*Stated exercise*.
Tally every line of the listing below that holds "this", then give the tally alone.

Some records
○ ○ ○

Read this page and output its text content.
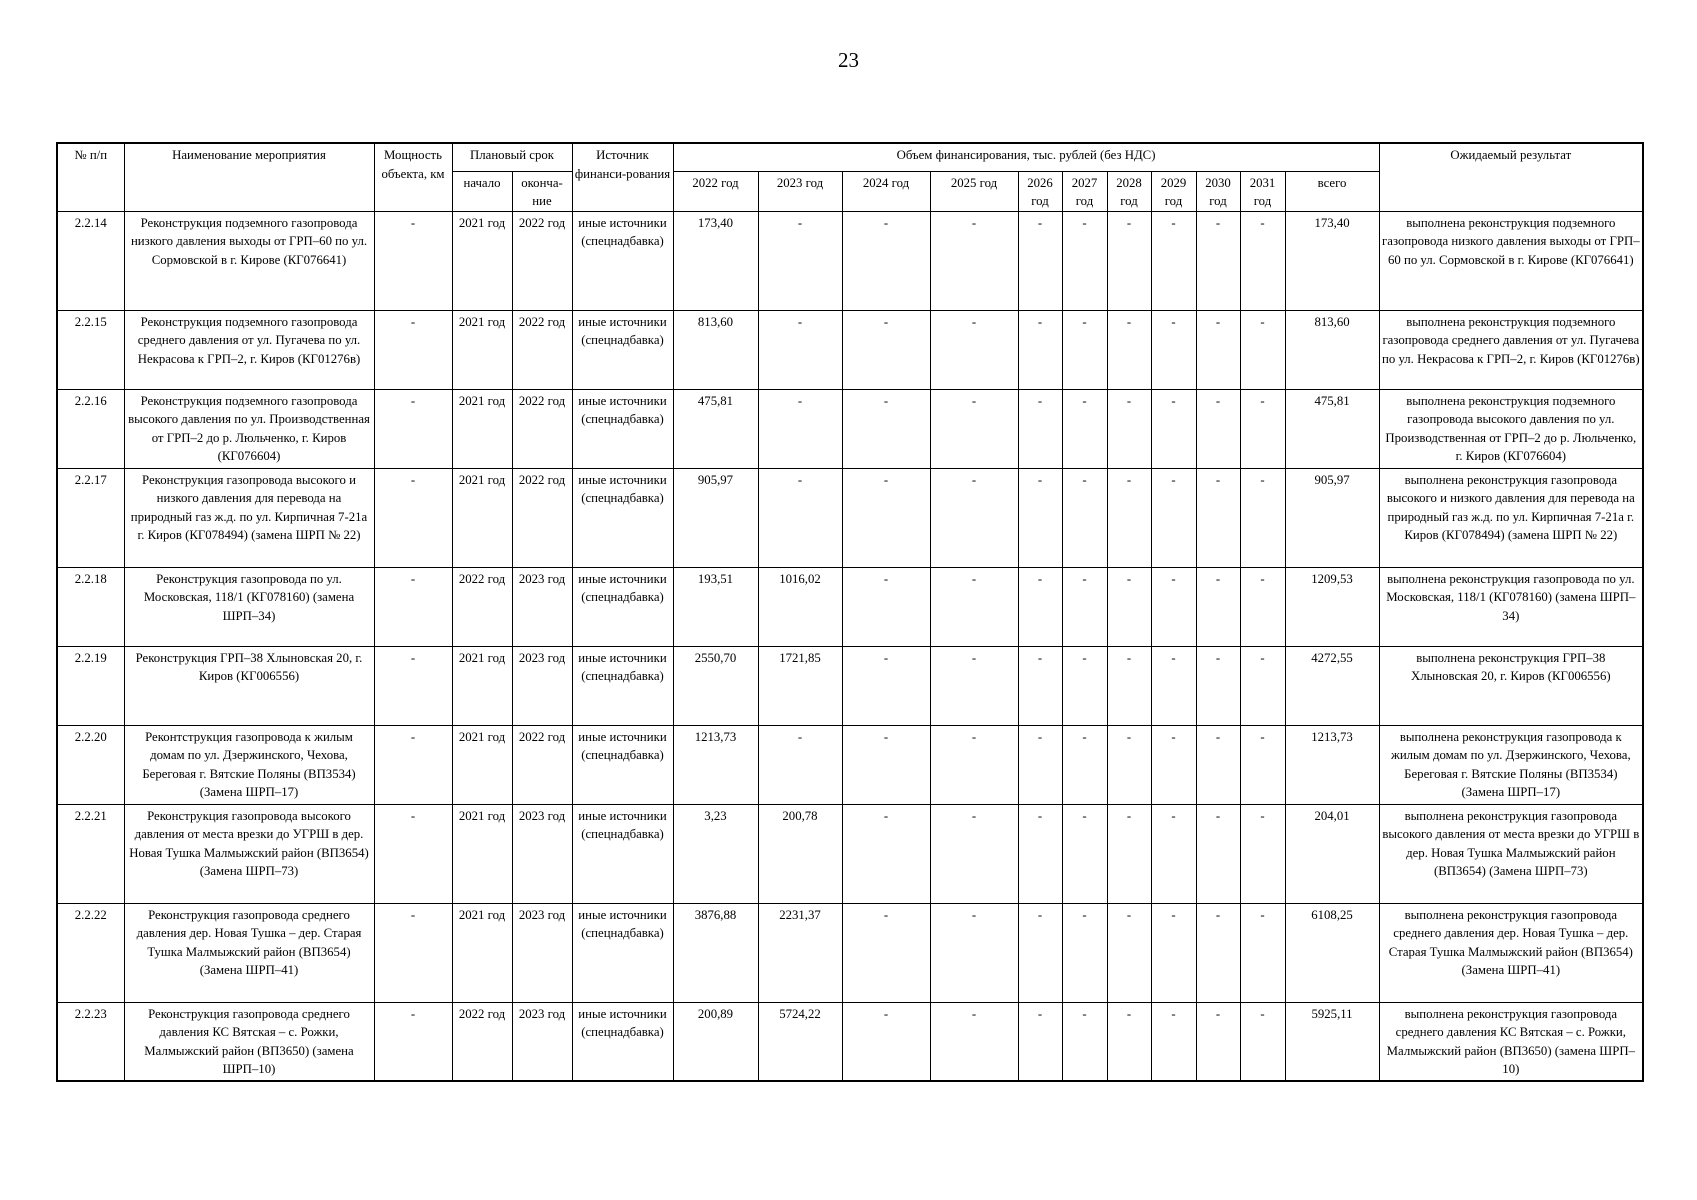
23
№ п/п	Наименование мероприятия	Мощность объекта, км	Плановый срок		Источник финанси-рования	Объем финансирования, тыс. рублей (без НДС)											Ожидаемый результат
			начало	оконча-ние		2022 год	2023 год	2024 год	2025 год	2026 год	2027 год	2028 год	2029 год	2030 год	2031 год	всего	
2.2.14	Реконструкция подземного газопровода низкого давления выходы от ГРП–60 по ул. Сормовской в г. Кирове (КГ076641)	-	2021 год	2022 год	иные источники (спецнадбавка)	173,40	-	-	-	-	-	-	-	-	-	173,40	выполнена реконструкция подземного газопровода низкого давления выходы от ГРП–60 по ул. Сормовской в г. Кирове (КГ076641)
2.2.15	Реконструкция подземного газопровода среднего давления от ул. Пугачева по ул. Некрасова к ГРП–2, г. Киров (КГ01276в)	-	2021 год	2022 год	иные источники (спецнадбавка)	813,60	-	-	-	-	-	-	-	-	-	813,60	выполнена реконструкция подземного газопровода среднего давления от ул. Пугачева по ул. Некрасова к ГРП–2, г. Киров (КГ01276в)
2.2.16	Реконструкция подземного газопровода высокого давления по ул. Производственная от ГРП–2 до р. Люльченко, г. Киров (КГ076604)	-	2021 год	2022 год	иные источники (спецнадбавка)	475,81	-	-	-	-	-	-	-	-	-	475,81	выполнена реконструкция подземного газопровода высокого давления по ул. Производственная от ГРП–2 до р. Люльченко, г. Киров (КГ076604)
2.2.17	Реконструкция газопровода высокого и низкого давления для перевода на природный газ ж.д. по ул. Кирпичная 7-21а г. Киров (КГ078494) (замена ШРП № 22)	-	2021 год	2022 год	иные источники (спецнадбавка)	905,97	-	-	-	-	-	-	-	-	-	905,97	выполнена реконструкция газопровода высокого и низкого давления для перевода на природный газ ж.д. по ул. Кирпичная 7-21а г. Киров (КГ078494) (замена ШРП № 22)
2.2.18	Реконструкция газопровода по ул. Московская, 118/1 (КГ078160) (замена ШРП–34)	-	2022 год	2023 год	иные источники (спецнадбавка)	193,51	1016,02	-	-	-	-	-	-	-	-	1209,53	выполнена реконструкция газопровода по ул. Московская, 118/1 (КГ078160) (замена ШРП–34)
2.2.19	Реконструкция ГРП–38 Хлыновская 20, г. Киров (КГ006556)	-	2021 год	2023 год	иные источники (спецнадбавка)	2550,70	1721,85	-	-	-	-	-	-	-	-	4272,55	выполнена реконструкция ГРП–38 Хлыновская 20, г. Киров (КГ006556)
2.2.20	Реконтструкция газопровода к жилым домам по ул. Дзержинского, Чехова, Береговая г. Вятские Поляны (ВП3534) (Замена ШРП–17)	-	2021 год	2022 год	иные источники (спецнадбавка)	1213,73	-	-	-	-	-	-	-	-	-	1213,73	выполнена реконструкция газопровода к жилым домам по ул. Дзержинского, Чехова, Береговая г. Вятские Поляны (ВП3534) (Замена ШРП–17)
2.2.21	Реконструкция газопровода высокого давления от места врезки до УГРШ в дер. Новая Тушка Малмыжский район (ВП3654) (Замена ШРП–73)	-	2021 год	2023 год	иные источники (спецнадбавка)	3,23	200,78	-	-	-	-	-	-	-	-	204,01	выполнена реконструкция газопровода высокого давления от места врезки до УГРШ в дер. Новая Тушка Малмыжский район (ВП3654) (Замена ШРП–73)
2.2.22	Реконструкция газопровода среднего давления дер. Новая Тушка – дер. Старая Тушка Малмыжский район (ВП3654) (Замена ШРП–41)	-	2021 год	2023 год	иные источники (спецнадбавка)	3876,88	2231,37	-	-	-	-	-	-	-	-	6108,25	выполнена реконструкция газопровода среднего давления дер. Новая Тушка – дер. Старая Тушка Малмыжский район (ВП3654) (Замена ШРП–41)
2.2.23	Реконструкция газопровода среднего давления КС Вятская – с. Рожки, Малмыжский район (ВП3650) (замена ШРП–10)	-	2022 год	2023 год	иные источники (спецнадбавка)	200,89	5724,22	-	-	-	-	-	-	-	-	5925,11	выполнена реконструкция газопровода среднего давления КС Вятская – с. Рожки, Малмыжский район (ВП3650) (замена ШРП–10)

○ ○ ○

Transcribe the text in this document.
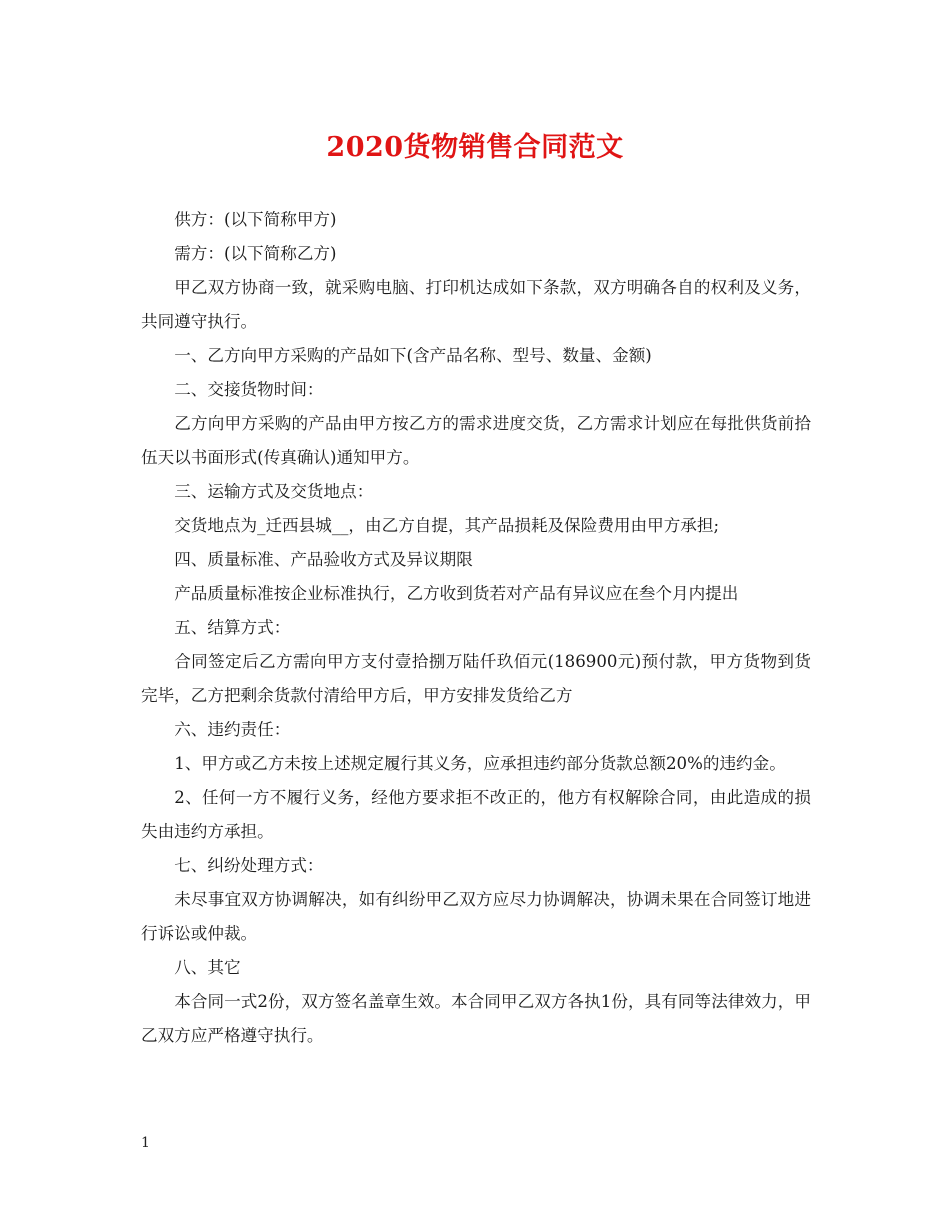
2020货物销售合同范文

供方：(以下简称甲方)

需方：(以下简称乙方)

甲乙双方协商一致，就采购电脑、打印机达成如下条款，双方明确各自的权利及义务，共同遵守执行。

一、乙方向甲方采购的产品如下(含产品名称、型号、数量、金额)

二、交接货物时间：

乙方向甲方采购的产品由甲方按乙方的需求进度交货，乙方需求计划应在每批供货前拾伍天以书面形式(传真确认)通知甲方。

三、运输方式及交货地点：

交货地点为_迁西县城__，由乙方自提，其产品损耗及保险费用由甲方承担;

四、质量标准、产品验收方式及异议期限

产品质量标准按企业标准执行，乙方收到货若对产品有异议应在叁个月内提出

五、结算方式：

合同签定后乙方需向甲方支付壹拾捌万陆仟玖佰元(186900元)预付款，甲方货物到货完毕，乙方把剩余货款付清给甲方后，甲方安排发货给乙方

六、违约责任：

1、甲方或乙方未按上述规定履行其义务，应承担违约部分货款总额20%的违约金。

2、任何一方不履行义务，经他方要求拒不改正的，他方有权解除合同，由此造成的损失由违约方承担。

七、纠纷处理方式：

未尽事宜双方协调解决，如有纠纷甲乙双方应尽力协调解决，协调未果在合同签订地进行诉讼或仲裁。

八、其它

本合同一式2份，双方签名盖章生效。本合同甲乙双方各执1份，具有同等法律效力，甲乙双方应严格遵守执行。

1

○ ○ ○

*Finished exercise*.
2